▶ _Task brief_
Reproduce only the lines starting at "legend-item-chats[interactable]: Chats [948,355,1070,397]" and ending at "legend-dot-icon [948,368,964,384]", swapping "bar-calls" for "bar-phone-calls" and leaving everything else unchanged.

-*-*-

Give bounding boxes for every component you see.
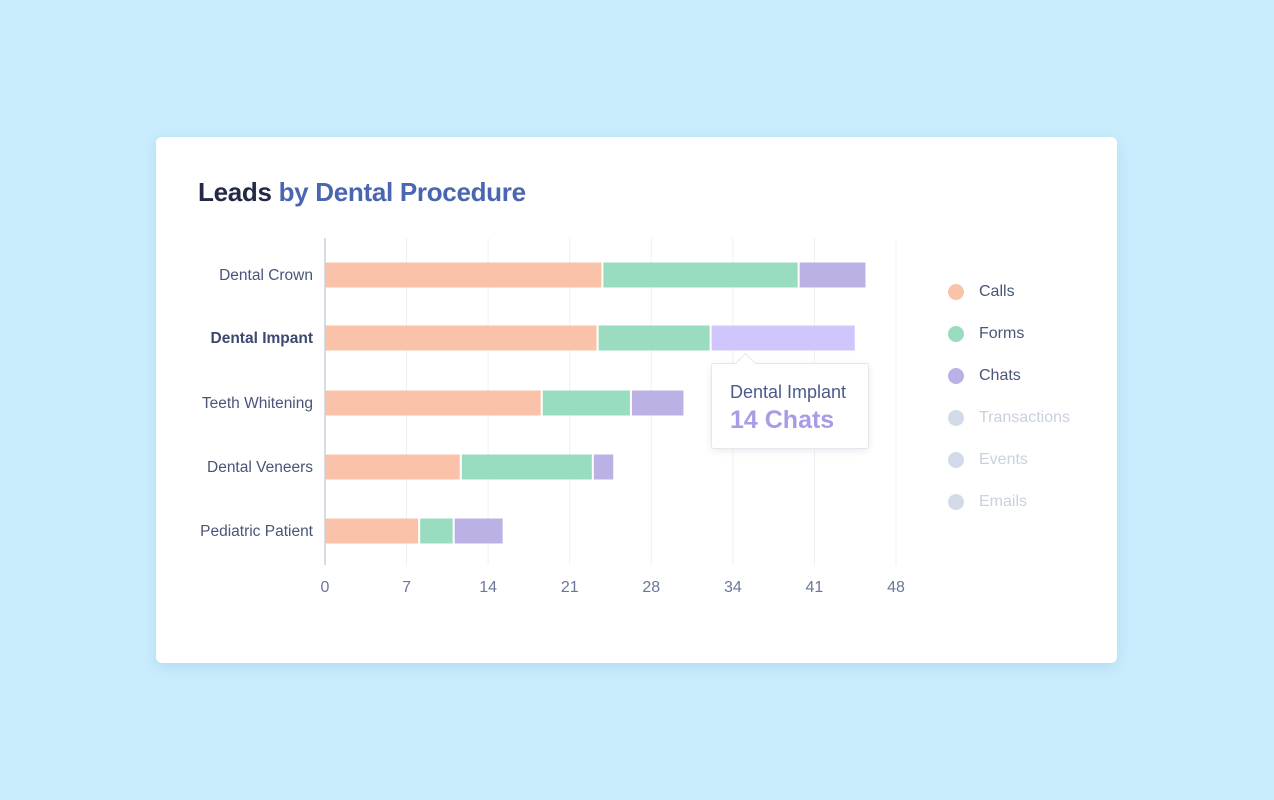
legend-item-chats[interactable]: Chats [948,355,1070,397]
title-main: Leads [198,177,272,207]
legend-label: Events [979,451,1028,468]
x-tick-label: 0 [321,579,330,596]
bar-chats[interactable] [454,518,503,544]
y-category-label: Pediatric Patient [200,523,314,540]
legend-item-events[interactable]: Events [948,439,1070,481]
bar-calls[interactable] [325,390,541,416]
x-tick-label: 48 [887,579,905,596]
bar-calls[interactable] [325,325,597,351]
legend-item-emails[interactable]: Emails [948,481,1070,523]
legend-item-transactions[interactable]: Transactions [948,397,1070,439]
x-tick-label: 34 [724,579,742,596]
legend-dot-icon [948,494,964,510]
legend-dot-icon [948,368,964,384]
bar-calls[interactable] [325,454,460,480]
x-tick-label: 21 [561,579,579,596]
x-tick-label: 7 [402,579,411,596]
tooltip-title: Dental Implant [730,382,847,402]
legend-label: Transactions [979,409,1070,426]
bar-calls[interactable] [325,262,602,288]
bar-forms[interactable] [598,325,710,351]
legend-label: Calls [979,283,1015,300]
tooltip: Dental Implant 14 Chats [711,363,869,449]
legend-label: Chats [979,367,1021,384]
x-tick-label: 28 [642,579,660,596]
legend-dot-icon [948,284,964,300]
tooltip-value: 14 Chats [730,406,835,434]
legend-item-forms[interactable]: Forms [948,313,1070,355]
legend-item-calls[interactable]: Calls [948,271,1070,313]
legend-label: Emails [979,493,1028,510]
chart-title: Leads by Dental Procedure [198,177,526,208]
bar-forms[interactable] [420,518,453,544]
legend-dot-icon [948,452,964,468]
bar-chats[interactable] [799,262,866,288]
title-accent: by Dental Procedure [278,177,526,207]
bar-forms[interactable] [542,390,630,416]
bar-chats[interactable] [711,325,855,351]
x-tick-label: 41 [806,579,824,596]
bar-calls[interactable] [325,518,419,544]
bar-chart: 0 7 14 21 28 34 41 48 Dental Crown Dental Impant T… [200,238,905,596]
y-category-label: Dental Crown [219,267,313,284]
x-tick-label: 14 [479,579,497,596]
legend-dot-icon [948,410,964,426]
y-category-label: Teeth Whitening [202,395,313,412]
bar-chats[interactable] [593,454,614,480]
legend-dot-icon [948,326,964,342]
bar-forms[interactable] [603,262,798,288]
bar-forms[interactable] [461,454,592,480]
legend-label: Forms [979,325,1025,342]
legend: Calls Forms Chats Transactions Events Emails [948,271,1070,523]
y-category-label: Dental Veneers [207,459,313,476]
chart-card: Leads by Dental Procedure 0 7 14 21 28 34 41 48… [156,137,1117,663]
y-category-label: Dental Impant [211,330,313,347]
bar-chats[interactable] [631,390,684,416]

-*-*-

▶ _Solution_
legend-item-chats[interactable]: Chats [948,355,1070,397]
title-main: Leads [198,177,272,207]
legend-label: Events [979,451,1028,468]
x-tick-label: 0 [321,579,330,596]
bar-chats[interactable] [454,518,503,544]
y-category-label: Pediatric Patient [200,523,314,540]
legend-item-events[interactable]: Events [948,439,1070,481]
bar-phone-calls[interactable] [325,390,541,416]
x-tick-label: 48 [887,579,905,596]
bar-phone-calls[interactable] [325,325,597,351]
legend-item-emails[interactable]: Emails [948,481,1070,523]
legend-item-transactions[interactable]: Transactions [948,397,1070,439]
x-tick-label: 34 [724,579,742,596]
legend-dot-icon [948,494,964,510]
legend-dot-icon [948,368,964,384]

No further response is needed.